Render this sentence from the text about Julie's household help in Spanish: "The effects of getting some household help went far beyond having a cleaner kitchen."

- PROVIDED TEXT -
____
Coping with painful neuropathy and caring for her aging mother had taken over Julie’s life. She would cook, clean, and provide care until pain and fatigue stopped her. As soon as she felt a little better, she would start in again: shopping, doing laundry, and managing the household chores. In the evenings, she worked for four hours telemarketing, “where at least I got to sit down.” She rarely experienced comfort, leisure, or decent blood glucose control. She knew she was drowning but had no idea where the life preservers were kept.
“My friends told me I needed help,” Julie recalls, “but they didn’t come over and give me any.” Then a neighbor told her about Consumers in Action for Personal Assistance (CIAPA), a (now defunct) San Francisco nonprofit agency running a government program to fund housekeeper and home care services. With CIAPA’s assistance, Julie hired a twelve-hour-per-week housekeeper from her neighborhood. This man did the shopping and heavy cleaning for Julie and her mother, enabling Julie to rest, relax, and even get out in the sunshine once in a while, without having to leave her mother alone.
The effects of getting some household help went far beyond having a cleaner kitchen. Julie was able to pay more attention to what she ate instead of grabbing things on the run. She had time to exercise a little, her neuropathy pain eased somewhat, and her glycosylated hemoglobin (HbA1c, an indicator of blood glucose control), came down a full percentage point. “It was a lifesaver,” Julie said. “I felt like I had a chance again.”
____
Collected data
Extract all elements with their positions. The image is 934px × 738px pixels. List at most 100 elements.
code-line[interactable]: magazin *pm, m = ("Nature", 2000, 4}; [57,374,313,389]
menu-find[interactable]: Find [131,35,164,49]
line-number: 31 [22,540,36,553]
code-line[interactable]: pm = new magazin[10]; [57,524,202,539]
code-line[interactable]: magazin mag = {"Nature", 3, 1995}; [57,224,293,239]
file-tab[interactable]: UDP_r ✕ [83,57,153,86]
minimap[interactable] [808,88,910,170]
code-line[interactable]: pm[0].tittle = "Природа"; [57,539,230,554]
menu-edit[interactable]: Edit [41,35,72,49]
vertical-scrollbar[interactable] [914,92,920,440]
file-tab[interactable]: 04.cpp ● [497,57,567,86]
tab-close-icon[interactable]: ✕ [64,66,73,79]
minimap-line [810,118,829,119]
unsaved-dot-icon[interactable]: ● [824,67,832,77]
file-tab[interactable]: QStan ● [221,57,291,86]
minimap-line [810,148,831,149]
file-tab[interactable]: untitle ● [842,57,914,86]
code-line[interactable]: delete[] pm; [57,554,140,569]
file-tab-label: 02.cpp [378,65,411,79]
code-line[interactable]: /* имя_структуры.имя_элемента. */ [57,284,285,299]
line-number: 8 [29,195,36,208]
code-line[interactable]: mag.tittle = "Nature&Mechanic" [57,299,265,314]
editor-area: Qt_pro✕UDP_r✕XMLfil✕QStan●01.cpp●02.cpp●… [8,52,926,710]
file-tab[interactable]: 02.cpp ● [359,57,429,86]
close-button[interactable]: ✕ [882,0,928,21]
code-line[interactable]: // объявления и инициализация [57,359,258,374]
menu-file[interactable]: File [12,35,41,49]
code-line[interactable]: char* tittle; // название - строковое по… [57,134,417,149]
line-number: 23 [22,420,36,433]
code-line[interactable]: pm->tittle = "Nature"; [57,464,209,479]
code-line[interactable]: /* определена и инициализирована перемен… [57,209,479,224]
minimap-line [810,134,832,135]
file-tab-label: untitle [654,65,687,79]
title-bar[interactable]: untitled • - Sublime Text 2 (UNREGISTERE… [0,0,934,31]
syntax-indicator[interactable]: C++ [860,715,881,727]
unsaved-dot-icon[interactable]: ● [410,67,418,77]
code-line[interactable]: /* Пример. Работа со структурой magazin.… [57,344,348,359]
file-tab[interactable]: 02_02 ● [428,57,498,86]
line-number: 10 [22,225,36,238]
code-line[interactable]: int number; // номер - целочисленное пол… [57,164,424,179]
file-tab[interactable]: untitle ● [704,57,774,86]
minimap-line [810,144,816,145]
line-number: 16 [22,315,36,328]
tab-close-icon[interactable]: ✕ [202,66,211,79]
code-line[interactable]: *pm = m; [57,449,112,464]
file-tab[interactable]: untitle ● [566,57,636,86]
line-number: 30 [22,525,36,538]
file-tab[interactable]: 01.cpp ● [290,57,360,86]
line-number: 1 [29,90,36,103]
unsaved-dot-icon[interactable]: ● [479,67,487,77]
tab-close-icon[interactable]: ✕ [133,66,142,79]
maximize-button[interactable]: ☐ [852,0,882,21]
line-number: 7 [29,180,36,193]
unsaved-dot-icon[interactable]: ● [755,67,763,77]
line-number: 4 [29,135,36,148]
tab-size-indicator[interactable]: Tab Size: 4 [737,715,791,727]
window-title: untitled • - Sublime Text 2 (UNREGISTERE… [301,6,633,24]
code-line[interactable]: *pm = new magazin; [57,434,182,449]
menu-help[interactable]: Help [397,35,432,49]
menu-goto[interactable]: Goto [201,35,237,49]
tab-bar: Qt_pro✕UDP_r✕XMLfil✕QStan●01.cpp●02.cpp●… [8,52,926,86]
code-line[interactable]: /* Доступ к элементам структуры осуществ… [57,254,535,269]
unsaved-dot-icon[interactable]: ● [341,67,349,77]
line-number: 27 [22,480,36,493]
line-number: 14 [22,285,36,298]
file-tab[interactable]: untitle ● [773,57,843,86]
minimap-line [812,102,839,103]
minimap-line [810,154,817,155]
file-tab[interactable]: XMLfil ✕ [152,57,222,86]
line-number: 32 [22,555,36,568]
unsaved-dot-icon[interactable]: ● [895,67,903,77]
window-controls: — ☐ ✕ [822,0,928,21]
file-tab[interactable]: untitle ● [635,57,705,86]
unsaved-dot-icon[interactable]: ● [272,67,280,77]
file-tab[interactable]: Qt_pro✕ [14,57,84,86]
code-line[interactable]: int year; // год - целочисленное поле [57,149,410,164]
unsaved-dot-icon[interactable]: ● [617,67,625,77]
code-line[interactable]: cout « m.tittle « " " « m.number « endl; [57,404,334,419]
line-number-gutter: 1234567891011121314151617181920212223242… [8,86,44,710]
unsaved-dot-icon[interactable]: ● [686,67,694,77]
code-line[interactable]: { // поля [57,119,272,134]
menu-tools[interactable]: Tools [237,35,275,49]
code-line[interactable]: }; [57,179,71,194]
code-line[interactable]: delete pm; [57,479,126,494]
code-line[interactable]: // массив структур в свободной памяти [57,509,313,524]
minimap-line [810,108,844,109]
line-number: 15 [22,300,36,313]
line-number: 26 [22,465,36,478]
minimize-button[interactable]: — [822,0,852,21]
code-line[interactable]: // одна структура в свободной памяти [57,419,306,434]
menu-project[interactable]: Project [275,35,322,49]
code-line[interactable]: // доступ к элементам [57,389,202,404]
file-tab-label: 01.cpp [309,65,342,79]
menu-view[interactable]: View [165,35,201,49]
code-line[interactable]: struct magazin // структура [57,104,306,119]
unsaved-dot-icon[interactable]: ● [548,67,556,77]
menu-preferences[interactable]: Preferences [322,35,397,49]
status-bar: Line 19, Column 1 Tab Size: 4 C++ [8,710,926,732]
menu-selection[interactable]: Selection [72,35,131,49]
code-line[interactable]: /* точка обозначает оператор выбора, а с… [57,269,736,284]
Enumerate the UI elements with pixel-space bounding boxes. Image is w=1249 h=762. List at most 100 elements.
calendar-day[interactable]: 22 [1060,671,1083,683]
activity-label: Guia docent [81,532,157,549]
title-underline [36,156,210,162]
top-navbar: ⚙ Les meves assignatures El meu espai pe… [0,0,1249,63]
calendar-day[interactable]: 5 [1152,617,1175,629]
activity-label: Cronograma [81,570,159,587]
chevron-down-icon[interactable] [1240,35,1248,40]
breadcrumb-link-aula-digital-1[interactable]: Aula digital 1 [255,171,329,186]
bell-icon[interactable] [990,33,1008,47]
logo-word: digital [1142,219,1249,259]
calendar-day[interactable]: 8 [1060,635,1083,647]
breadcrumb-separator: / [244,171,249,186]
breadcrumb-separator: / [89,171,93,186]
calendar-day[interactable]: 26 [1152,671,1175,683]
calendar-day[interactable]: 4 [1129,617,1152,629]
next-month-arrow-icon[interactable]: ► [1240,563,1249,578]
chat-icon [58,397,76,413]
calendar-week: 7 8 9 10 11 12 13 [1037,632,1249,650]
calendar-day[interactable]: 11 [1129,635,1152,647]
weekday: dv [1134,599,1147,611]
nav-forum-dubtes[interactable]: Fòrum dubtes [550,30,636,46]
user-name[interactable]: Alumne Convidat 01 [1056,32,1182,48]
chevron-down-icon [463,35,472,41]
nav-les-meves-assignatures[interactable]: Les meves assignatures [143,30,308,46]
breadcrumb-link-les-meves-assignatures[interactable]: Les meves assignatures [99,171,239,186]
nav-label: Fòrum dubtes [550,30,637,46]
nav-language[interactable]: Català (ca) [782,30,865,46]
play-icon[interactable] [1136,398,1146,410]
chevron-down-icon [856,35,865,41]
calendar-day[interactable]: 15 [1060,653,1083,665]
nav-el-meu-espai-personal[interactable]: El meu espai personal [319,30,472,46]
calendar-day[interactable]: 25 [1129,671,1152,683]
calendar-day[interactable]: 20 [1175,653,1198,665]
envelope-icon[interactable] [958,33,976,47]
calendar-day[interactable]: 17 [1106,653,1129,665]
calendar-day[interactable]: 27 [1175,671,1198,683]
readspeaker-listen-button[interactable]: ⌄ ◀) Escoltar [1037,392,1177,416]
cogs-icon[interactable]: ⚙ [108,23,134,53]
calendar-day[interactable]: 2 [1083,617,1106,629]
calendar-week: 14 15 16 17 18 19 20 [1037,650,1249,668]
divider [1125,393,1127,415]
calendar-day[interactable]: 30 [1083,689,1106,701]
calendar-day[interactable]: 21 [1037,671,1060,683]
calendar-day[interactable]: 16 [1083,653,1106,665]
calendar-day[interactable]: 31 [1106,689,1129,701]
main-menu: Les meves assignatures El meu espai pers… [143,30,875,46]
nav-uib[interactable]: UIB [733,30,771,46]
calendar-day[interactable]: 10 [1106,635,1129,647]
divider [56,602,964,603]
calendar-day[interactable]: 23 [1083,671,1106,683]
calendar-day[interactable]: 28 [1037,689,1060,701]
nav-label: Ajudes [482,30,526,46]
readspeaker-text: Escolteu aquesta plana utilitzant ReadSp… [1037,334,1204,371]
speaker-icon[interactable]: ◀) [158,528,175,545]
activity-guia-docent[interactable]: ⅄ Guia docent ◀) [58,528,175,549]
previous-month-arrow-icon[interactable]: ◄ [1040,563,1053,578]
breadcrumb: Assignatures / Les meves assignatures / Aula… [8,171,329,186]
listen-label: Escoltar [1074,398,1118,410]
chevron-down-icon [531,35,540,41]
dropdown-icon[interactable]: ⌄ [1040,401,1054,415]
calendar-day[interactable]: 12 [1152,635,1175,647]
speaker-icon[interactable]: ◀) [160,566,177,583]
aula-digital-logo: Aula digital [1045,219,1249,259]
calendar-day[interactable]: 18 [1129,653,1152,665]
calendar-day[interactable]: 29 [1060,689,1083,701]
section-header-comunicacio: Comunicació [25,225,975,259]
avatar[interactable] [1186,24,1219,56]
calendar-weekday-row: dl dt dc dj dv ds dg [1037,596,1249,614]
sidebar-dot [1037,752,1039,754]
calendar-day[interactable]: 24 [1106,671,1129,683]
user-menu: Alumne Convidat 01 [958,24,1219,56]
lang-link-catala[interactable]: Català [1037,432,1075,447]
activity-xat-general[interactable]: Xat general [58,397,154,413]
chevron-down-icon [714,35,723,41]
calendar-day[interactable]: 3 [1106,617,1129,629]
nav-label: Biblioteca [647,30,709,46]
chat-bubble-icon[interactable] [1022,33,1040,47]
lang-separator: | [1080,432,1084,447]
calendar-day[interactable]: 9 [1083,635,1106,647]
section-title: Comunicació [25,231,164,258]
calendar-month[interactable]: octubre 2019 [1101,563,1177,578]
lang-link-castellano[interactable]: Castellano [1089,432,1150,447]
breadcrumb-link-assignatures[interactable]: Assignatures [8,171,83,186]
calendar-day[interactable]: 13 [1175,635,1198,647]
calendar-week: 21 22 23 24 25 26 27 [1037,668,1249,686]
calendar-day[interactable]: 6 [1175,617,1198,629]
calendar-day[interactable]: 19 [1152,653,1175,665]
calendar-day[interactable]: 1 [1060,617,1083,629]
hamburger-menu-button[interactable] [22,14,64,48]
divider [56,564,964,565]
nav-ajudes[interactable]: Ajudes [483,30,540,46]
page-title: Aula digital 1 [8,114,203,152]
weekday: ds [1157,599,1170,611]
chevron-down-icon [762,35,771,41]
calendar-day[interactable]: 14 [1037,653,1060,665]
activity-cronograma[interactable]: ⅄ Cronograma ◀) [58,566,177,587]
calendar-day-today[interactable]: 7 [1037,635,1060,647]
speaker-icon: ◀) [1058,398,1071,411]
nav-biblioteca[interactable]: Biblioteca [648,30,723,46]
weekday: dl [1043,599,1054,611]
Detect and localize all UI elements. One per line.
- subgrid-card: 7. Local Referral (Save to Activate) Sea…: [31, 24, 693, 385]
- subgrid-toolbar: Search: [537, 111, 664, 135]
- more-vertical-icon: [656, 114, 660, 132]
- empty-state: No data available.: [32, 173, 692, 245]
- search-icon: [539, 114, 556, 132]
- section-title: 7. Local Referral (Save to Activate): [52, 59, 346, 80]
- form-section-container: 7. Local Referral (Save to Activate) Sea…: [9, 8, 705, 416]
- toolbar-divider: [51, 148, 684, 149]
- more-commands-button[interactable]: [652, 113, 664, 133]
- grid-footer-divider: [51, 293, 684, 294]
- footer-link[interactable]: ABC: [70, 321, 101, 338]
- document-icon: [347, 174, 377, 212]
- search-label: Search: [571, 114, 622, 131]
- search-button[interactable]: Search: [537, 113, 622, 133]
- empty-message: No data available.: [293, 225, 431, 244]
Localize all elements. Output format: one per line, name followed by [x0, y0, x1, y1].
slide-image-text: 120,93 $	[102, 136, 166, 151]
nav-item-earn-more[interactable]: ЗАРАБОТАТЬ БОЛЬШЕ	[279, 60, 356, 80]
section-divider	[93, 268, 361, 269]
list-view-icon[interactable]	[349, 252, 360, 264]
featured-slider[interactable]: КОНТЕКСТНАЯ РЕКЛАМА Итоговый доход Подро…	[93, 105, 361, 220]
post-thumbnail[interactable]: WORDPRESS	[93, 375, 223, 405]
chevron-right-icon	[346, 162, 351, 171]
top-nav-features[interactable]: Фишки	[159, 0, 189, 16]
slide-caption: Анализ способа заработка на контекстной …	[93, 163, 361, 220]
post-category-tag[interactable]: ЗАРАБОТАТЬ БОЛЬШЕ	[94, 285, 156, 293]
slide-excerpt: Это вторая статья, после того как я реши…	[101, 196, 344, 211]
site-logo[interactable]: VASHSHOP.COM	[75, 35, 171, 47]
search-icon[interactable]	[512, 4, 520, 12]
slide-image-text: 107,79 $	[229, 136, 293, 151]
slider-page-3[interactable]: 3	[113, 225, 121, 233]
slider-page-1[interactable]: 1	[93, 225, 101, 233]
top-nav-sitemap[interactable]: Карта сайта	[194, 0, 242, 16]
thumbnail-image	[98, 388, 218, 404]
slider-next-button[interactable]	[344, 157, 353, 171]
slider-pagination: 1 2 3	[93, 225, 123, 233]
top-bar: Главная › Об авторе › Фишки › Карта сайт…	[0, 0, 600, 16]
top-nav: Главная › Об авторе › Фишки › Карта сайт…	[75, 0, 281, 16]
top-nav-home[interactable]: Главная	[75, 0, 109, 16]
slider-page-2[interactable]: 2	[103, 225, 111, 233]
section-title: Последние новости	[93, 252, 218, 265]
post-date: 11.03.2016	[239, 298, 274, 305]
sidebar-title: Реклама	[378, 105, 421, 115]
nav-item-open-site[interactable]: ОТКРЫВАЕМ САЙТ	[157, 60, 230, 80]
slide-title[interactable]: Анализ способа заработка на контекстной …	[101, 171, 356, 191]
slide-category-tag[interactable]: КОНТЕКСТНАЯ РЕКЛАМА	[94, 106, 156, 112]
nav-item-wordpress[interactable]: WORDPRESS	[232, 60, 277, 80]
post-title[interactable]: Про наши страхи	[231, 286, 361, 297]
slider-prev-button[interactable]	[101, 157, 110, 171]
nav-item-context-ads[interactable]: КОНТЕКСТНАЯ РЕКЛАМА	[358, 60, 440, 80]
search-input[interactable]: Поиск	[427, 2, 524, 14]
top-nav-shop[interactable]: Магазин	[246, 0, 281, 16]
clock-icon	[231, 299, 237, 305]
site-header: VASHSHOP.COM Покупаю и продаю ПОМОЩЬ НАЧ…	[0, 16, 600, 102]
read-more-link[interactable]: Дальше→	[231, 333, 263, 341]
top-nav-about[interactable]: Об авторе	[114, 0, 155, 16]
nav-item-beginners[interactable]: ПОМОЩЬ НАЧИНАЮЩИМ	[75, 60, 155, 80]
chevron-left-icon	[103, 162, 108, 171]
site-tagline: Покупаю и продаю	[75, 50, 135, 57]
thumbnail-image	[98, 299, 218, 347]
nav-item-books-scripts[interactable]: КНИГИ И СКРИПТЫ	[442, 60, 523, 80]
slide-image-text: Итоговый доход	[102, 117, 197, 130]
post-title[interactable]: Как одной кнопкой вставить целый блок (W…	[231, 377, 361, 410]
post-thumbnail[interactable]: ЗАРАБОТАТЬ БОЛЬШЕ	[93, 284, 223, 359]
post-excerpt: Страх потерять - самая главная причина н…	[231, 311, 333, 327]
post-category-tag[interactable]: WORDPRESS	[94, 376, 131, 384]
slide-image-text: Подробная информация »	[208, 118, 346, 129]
____
- SOLUTION FOR THIS TASK -
Los efectos de conseguir algo de ayuda en las tareas del hogar fueron mucho más allá de tener una cocina más limpia.